### Given task:
Extract, from the records beneath this instruction, each line that contains the word "JSON".

### The records:
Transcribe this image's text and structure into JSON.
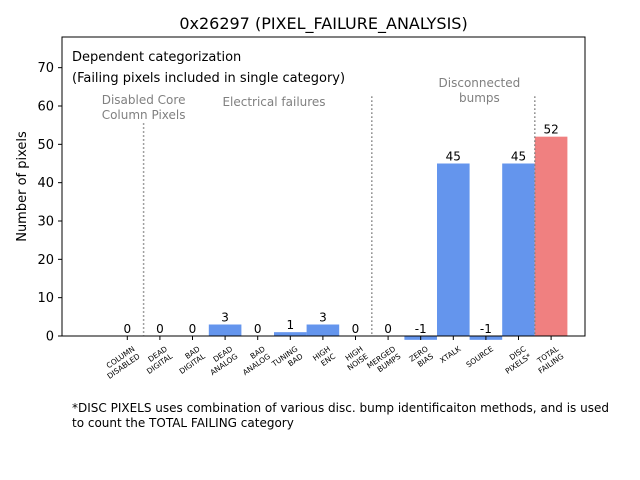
{
  "chart_data": {
    "type": "bar",
    "title": "0x26297 (PIXEL_FAILURE_ANALYSIS)",
    "xlabel": "",
    "ylabel": "Number of pixels",
    "ylim": [
      0,
      78
    ],
    "yticks": [
      0,
      10,
      20,
      30,
      40,
      50,
      60,
      70
    ],
    "categories": [
      "COLUMN\nDISABLED",
      "DEAD\nDIGITAL",
      "BAD\nDIGITAL",
      "DEAD\nANALOG",
      "BAD\nANALOG",
      "TUNING\nBAD",
      "HIGH\nENC",
      "HIGH\nNOISE",
      "MERGED\nBUMPS",
      "ZERO\nBIAS",
      "XTALK",
      "SOURCE",
      "DISC\nPIXELS*",
      "TOTAL\nFAILING"
    ],
    "values": [
      0,
      0,
      0,
      3,
      0,
      1,
      3,
      0,
      0,
      -1,
      45,
      -1,
      45,
      52
    ],
    "value_labels": [
      "0",
      "0",
      "0",
      "3",
      "0",
      "1",
      "3",
      "0",
      "0",
      "-1",
      "45",
      "-1",
      "45",
      "52"
    ],
    "bar_colors": [
      "#6495ed",
      "#6495ed",
      "#6495ed",
      "#6495ed",
      "#6495ed",
      "#6495ed",
      "#6495ed",
      "#6495ed",
      "#6495ed",
      "#6495ed",
      "#6495ed",
      "#6495ed",
      "#6495ed",
      "#f08080"
    ],
    "separators_after_index": [
      0,
      7,
      12
    ],
    "separator_top_value": 55.5,
    "separator_tops": [
      55.5,
      62.5,
      62.5
    ],
    "group_labels": [
      {
        "text": "Disabled Core\nColumn Pixels",
        "x_index": 0.5,
        "y": 60.5
      },
      {
        "text": "Electrical failures",
        "x_index": 4.5,
        "y": 60
      },
      {
        "text": "Disconnected\nbumps",
        "x_index": 10.8,
        "y": 65
      }
    ],
    "annotations": [
      {
        "text": "Dependent categorization"
      },
      {
        "text": "(Failing pixels included in single category)"
      }
    ],
    "grid": false,
    "legend": "none"
  },
  "footnote": "*DISC PIXELS uses combination of various disc. bump identificaiton methods, and is used\nto count the TOTAL FAILING category"
}
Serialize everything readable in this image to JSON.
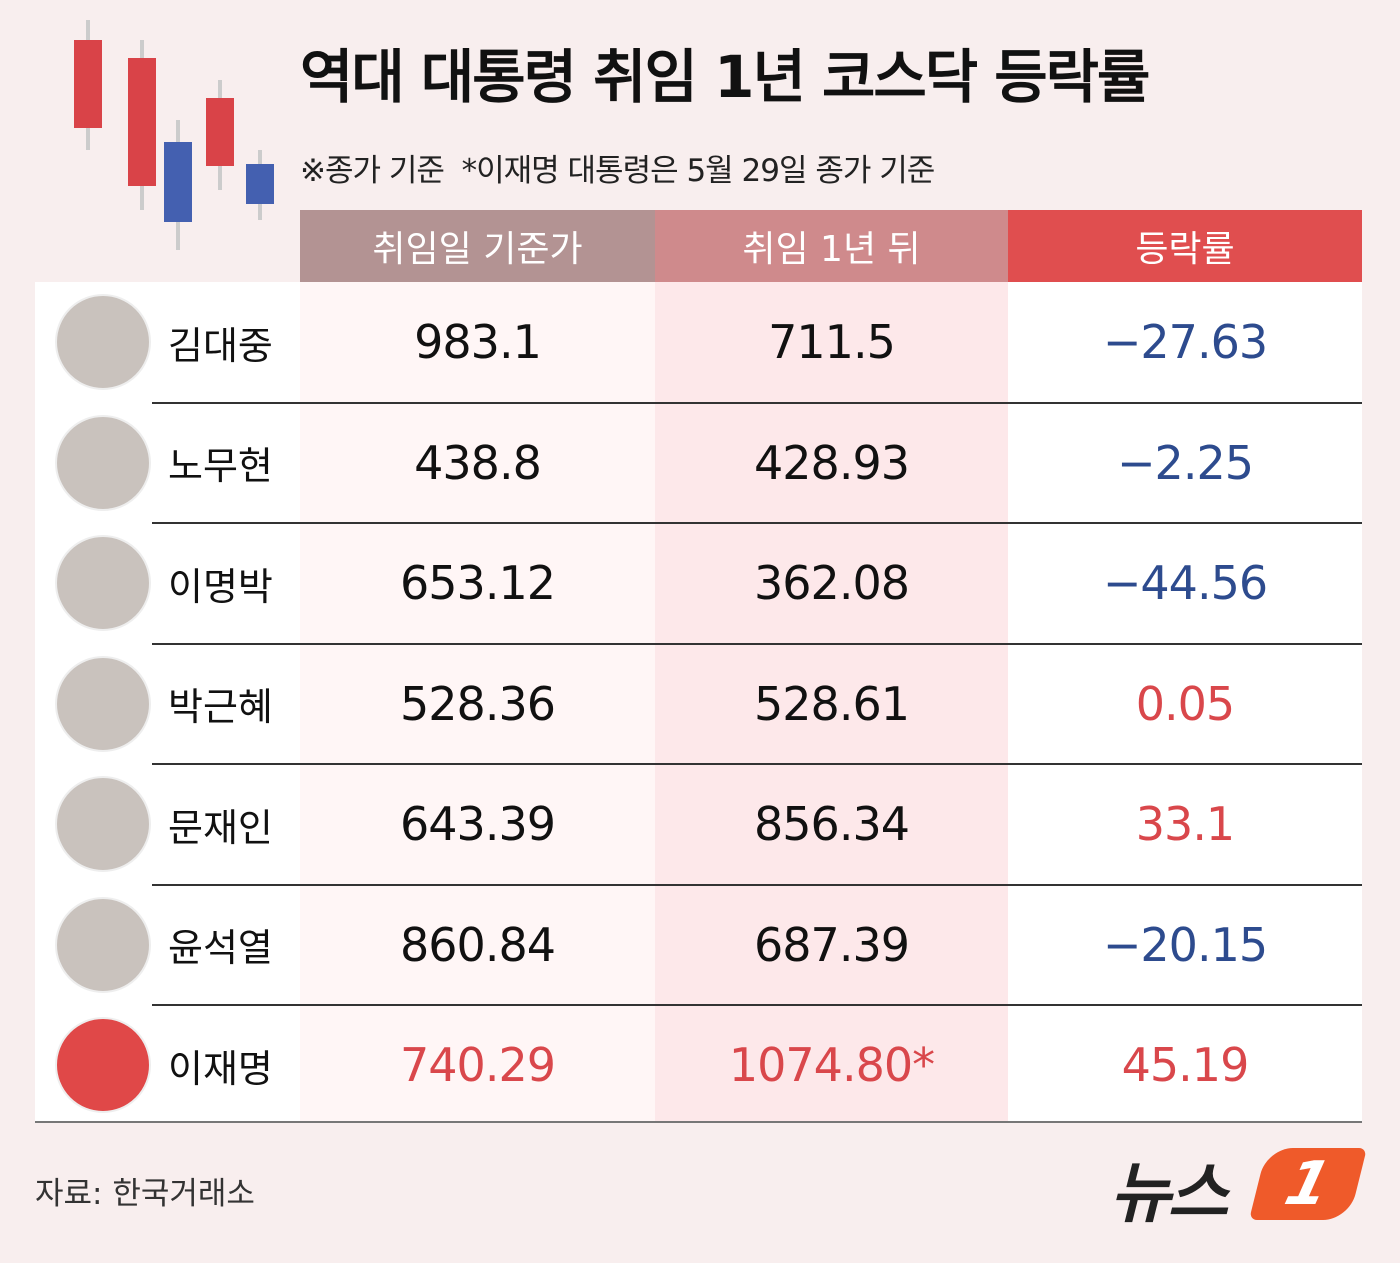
{
  "header": {
    "title": "역대 대통령 취임 1년 코스닥 등락률",
    "subtitle": "※종가 기준  *이재명 대통령은 5월 29일 종가 기준"
  },
  "table": {
    "columns": [
      "취임일 기준가",
      "취임 1년 뒤",
      "등락률"
    ],
    "column_colors": [
      "#b39393",
      "#cf8a8c",
      "#e04e4f"
    ],
    "rows": [
      {
        "name": "김대중",
        "base": "983.1",
        "after": "711.5",
        "change": "−27.63",
        "value_color": "#111111",
        "change_color": "#2d4b8e"
      },
      {
        "name": "노무현",
        "base": "438.8",
        "after": "428.93",
        "change": "−2.25",
        "value_color": "#111111",
        "change_color": "#2d4b8e"
      },
      {
        "name": "이명박",
        "base": "653.12",
        "after": "362.08",
        "change": "−44.56",
        "value_color": "#111111",
        "change_color": "#2d4b8e"
      },
      {
        "name": "박근혜",
        "base": "528.36",
        "after": "528.61",
        "change": "0.05",
        "value_color": "#111111",
        "change_color": "#d9474b"
      },
      {
        "name": "문재인",
        "base": "643.39",
        "after": "856.34",
        "change": "33.1",
        "value_color": "#111111",
        "change_color": "#d9474b"
      },
      {
        "name": "윤석열",
        "base": "860.84",
        "after": "687.39",
        "change": "−20.15",
        "value_color": "#111111",
        "change_color": "#2d4b8e"
      },
      {
        "name": "이재명",
        "base": "740.29",
        "after": "1074.80*",
        "change": "45.19",
        "value_color": "#d9474b",
        "change_color": "#d9474b"
      }
    ]
  },
  "footer": {
    "source": "자료: 한국거래소",
    "logo_text": "뉴스",
    "logo_number": "1"
  }
}
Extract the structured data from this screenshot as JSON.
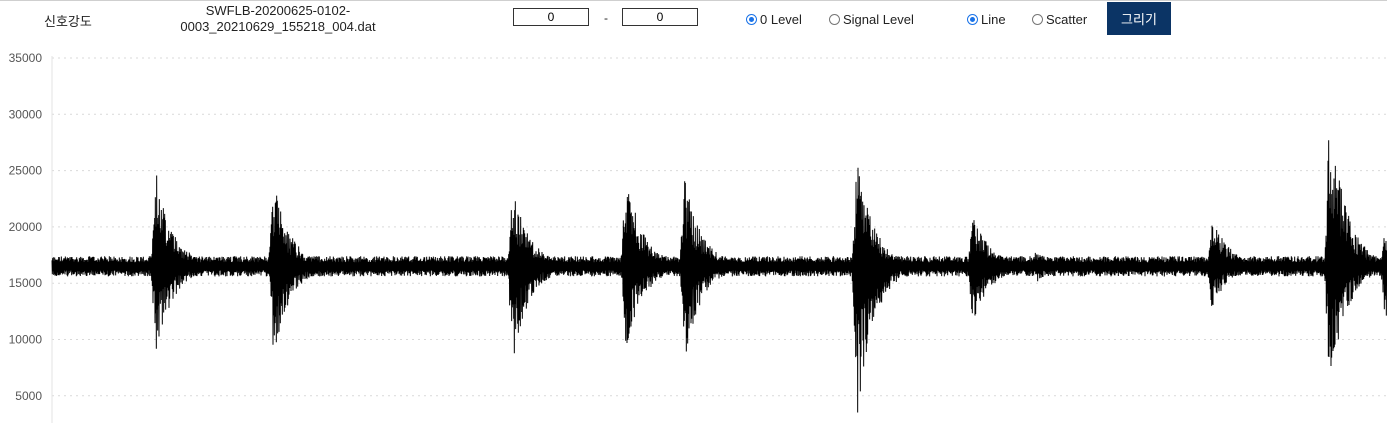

### Final result:
Transcribe this image's text and structure into JSON.
Serialize everything readable in this image to JSON.
Extract the structured data from this screenshot as JSON.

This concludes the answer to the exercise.